_Exercise description_. Lift out each line of the data that holds "content".

_Dataset records_.
-- start --
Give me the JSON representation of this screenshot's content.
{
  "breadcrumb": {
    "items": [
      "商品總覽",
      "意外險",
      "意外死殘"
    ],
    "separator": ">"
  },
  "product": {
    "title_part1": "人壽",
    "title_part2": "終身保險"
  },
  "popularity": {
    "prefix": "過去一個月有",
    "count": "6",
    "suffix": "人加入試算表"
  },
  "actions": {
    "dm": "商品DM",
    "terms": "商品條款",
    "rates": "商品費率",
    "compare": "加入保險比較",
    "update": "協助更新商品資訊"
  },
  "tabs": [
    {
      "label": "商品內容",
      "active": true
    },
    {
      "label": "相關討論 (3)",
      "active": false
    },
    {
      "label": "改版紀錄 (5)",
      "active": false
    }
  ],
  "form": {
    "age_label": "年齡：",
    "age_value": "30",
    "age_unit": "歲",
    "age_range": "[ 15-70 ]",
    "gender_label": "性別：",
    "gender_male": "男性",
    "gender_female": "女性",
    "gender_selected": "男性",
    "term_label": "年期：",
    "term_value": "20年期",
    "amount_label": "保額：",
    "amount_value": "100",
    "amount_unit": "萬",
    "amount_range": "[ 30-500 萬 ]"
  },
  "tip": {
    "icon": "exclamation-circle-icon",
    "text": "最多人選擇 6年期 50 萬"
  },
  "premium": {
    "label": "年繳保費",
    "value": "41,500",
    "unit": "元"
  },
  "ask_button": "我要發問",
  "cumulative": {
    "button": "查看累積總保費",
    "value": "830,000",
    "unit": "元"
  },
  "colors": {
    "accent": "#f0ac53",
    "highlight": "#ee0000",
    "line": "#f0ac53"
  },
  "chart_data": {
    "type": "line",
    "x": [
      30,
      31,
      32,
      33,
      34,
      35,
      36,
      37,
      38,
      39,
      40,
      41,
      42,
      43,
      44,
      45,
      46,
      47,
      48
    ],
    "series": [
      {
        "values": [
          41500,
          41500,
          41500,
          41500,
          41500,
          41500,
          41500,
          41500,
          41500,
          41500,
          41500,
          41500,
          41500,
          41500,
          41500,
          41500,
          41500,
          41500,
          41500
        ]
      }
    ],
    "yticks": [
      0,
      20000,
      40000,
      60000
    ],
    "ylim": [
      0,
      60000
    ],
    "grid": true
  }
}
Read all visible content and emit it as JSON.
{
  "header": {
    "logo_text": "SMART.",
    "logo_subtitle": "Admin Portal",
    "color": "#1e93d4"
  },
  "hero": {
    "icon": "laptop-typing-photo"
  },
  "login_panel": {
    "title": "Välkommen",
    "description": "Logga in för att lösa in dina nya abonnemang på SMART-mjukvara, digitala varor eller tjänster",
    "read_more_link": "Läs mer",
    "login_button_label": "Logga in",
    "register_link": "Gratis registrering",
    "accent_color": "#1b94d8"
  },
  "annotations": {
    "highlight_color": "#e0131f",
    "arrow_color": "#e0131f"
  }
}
-- end --
_Task response_.
Give me the JSON representation of this screenshot's content.
Read all visible content and emit it as JSON.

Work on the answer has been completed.